→ **Exercise aim**: Extract the data exactly, missing nothing.

[Data records]

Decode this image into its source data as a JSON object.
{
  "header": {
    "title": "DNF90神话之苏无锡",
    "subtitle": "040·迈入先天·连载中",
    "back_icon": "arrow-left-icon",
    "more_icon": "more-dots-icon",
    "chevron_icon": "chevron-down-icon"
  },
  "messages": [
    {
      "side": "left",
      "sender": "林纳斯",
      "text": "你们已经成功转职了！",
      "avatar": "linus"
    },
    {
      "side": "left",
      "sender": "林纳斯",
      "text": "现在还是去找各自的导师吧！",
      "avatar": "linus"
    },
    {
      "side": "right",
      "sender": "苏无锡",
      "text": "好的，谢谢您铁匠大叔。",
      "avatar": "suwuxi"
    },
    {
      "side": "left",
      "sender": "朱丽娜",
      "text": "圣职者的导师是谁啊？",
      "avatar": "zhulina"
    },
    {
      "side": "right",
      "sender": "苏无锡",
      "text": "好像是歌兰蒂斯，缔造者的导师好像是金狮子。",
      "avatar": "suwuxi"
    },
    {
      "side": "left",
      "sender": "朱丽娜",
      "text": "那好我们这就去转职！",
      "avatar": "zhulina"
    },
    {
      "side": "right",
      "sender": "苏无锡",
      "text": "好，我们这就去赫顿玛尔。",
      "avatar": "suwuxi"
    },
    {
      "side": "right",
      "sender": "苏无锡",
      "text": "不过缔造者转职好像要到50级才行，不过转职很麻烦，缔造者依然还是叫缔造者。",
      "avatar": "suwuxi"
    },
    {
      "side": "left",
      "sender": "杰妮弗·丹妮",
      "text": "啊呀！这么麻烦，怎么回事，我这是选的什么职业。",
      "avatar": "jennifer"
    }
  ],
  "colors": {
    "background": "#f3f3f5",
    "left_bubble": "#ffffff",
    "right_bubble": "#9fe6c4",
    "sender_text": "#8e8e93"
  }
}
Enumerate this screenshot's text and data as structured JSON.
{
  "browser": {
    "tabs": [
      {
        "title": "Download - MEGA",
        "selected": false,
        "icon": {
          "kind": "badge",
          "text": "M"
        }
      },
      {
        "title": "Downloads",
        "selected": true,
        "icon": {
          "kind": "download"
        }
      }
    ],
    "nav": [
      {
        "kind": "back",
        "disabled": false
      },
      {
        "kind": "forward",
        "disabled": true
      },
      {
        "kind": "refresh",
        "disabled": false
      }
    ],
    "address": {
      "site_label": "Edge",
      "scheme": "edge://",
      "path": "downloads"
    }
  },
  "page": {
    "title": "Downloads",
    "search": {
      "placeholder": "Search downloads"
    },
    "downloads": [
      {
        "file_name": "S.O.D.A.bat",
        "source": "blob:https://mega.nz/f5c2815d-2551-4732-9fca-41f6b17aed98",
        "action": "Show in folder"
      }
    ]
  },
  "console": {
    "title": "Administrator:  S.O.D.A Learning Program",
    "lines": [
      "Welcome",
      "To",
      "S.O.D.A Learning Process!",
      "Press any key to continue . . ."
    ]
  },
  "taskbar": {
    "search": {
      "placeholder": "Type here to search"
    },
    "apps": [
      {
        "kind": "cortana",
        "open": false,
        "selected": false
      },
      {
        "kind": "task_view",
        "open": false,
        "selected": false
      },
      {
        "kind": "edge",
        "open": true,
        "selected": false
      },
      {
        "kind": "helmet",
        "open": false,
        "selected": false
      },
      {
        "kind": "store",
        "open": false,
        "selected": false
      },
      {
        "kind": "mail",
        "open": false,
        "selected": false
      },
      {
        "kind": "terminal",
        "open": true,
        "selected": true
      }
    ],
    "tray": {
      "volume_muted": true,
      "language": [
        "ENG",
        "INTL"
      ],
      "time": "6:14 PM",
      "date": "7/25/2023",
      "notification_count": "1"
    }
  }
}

→ **The output**:
Decode this image into its source data as a JSON object.
{
  "header": {
    "title": "DNF90神话之苏无锡",
    "subtitle": "040·迈入先天·连载中",
    "back_icon": "arrow-left-icon",
    "more_icon": "more-dots-icon",
    "chevron_icon": "chevron-down-icon"
  },
  "messages": [
    {
      "side": "left",
      "sender": "林纳斯",
      "text": "你们已经成功转职了！",
      "avatar": "linus"
    },
    {
      "side": "left",
      "sender": "林纳斯",
      "text": "现在还是去找各自的导师吧！",
      "avatar": "linus"
    },
    {
      "side": "right",
      "sender": "苏无锡",
      "text": "好的，谢谢您铁匠大叔。",
      "avatar": "suwuxi"
    },
    {
      "side": "left",
      "sender": "朱丽娜",
      "text": "圣职者的导师是谁啊？",
      "avatar": "zhulina"
    },
    {
      "side": "right",
      "sender": "苏无锡",
      "text": "好像是歌兰蒂斯，缔造者的导师好像是金狮子。",
      "avatar": "suwuxi"
    },
    {
      "side": "left",
      "sender": "朱丽娜",
      "text": "那好我们这就去转职！",
      "avatar": "zhulina"
    },
    {
      "side": "right",
      "sender": "苏无锡",
      "text": "好，我们这就去赫顿玛尔。",
      "avatar": "suwuxi"
    },
    {
      "side": "right",
      "sender": "苏无锡",
      "text": "不过缔造者转职好像要到50级才行，不过转职很麻烦，缔造者依然还是叫缔造者。",
      "avatar": "suwuxi"
    },
    {
      "side": "left",
      "sender": "杰妮弗·丹妮",
      "text": "啊呀！这么麻烦，怎么回事，我这是选的什么职业。",
      "avatar": "jennifer"
    }
  ],
  "colors": {
    "background": "#f3f3f5",
    "left_bubble": "#ffffff",
    "right_bubble": "#9fe6c4",
    "sender_text": "#8e8e93"
  }
}
Enumerate this screenshot's text and data as structured JSON.
{
  "browser": {
    "tabs": [
      {
        "title": "Download - MEGA",
        "selected": false,
        "icon": {
          "kind": "badge",
          "text": "M"
        }
      },
      {
        "title": "Downloads",
        "selected": true,
        "icon": {
          "kind": "download"
        }
      }
    ],
    "nav": [
      {
        "kind": "back",
        "disabled": false
      },
      {
        "kind": "forward",
        "disabled": true
      },
      {
        "kind": "refresh",
        "disabled": false
      }
    ],
    "address": {
      "site_label": "Edge",
      "scheme": "edge://",
      "path": "downloads"
    }
  },
  "page": {
    "title": "Downloads",
    "search": {
      "placeholder": "Search downloads"
    },
    "downloads": [
      {
        "file_name": "S.O.D.A.bat",
        "source": "blob:https://mega.nz/f5c2815d-2551-4732-9fca-41f6b17aed98",
        "action": "Show in folder"
      }
    ]
  },
  "console": {
    "title": "Administrator:  S.O.D.A Learning Program",
    "lines": [
      "Welcome",
      "To",
      "S.O.D.A Learning Process!",
      "Press any key to continue . . ."
    ]
  },
  "taskbar": {
    "search": {
      "placeholder": "Type here to search"
    },
    "apps": [
      {
        "kind": "cortana",
        "open": false,
        "selected": false
      },
      {
        "kind": "task_view",
        "open": false,
        "selected": false
      },
      {
        "kind": "edge",
        "open": true,
        "selected": false
      },
      {
        "kind": "helmet",
        "open": false,
        "selected": false
      },
      {
        "kind": "store",
        "open": false,
        "selected": false
      },
      {
        "kind": "mail",
        "open": false,
        "selected": false
      },
      {
        "kind": "terminal",
        "open": true,
        "selected": true
      }
    ],
    "tray": {
      "volume_muted": true,
      "language": [
        "ENG",
        "INTL"
      ],
      "time": "6:14 PM",
      "date": "7/25/2023",
      "notification_count": "1"
    }
  }
}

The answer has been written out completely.